Task description »
Extract the whole listing as it stands. Do not include the pictures.

Data listing »
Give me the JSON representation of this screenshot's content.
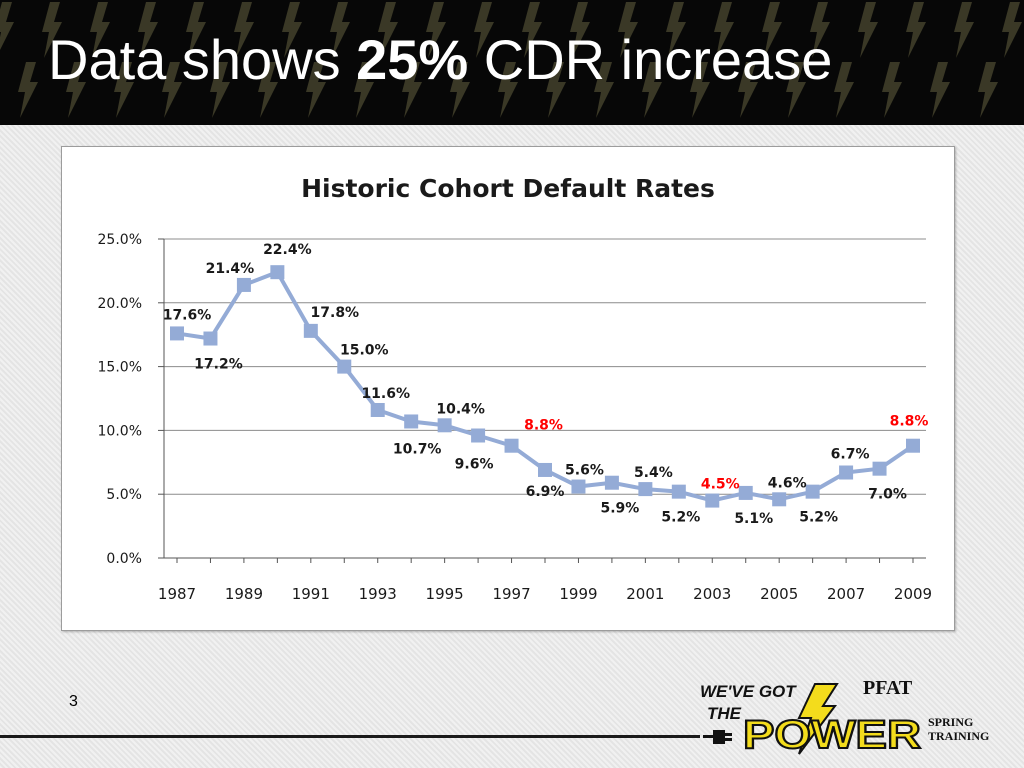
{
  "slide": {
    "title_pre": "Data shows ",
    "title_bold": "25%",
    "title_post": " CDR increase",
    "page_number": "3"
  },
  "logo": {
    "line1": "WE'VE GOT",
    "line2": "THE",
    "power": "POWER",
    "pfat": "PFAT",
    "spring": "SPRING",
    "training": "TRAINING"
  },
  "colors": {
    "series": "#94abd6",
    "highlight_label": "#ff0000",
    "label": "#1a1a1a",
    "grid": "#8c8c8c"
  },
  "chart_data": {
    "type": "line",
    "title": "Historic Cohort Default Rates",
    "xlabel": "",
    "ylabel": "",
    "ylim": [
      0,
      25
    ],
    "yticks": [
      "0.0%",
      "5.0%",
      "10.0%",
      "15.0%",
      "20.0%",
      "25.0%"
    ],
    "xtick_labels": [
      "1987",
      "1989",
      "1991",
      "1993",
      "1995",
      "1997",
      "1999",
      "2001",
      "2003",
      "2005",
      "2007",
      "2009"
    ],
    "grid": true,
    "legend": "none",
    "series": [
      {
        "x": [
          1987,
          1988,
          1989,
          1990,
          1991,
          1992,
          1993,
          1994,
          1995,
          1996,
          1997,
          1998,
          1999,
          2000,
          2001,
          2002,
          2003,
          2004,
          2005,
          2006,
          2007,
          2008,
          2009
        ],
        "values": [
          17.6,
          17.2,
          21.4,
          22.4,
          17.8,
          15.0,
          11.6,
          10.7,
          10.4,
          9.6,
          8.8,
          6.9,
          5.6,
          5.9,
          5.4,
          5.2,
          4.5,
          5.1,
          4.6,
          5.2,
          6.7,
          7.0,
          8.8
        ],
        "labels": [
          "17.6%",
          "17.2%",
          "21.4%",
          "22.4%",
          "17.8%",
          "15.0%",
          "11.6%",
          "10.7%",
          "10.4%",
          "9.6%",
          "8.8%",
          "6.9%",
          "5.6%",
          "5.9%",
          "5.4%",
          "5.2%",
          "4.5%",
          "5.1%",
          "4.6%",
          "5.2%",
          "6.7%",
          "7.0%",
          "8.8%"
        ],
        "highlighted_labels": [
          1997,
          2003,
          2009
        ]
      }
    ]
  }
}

Right answer »
Give me the JSON representation of this screenshot's content.
{
  "slide": {
    "title_pre": "Data shows ",
    "title_bold": "25%",
    "title_post": " CDR increase",
    "page_number": "3"
  },
  "logo": {
    "line1": "WE'VE GOT",
    "line2": "THE",
    "power": "POWER",
    "pfat": "PFAT",
    "spring": "SPRING",
    "training": "TRAINING"
  },
  "colors": {
    "series": "#94abd6",
    "highlight_label": "#ff0000",
    "label": "#1a1a1a",
    "grid": "#8c8c8c"
  },
  "chart_data": {
    "type": "line",
    "title": "Historic Cohort Default Rates",
    "xlabel": "",
    "ylabel": "",
    "ylim": [
      0,
      25
    ],
    "yticks": [
      "0.0%",
      "5.0%",
      "10.0%",
      "15.0%",
      "20.0%",
      "25.0%"
    ],
    "xtick_labels": [
      "1987",
      "1989",
      "1991",
      "1993",
      "1995",
      "1997",
      "1999",
      "2001",
      "2003",
      "2005",
      "2007",
      "2009"
    ],
    "grid": true,
    "legend": "none",
    "series": [
      {
        "x": [
          1987,
          1988,
          1989,
          1990,
          1991,
          1992,
          1993,
          1994,
          1995,
          1996,
          1997,
          1998,
          1999,
          2000,
          2001,
          2002,
          2003,
          2004,
          2005,
          2006,
          2007,
          2008,
          2009
        ],
        "values": [
          17.6,
          17.2,
          21.4,
          22.4,
          17.8,
          15.0,
          11.6,
          10.7,
          10.4,
          9.6,
          8.8,
          6.9,
          5.6,
          5.9,
          5.4,
          5.2,
          4.5,
          5.1,
          4.6,
          5.2,
          6.7,
          7.0,
          8.8
        ],
        "labels": [
          "17.6%",
          "17.2%",
          "21.4%",
          "22.4%",
          "17.8%",
          "15.0%",
          "11.6%",
          "10.7%",
          "10.4%",
          "9.6%",
          "8.8%",
          "6.9%",
          "5.6%",
          "5.9%",
          "5.4%",
          "5.2%",
          "4.5%",
          "5.1%",
          "4.6%",
          "5.2%",
          "6.7%",
          "7.0%",
          "8.8%"
        ],
        "highlighted_labels": [
          1997,
          2003,
          2009
        ]
      }
    ]
  }
}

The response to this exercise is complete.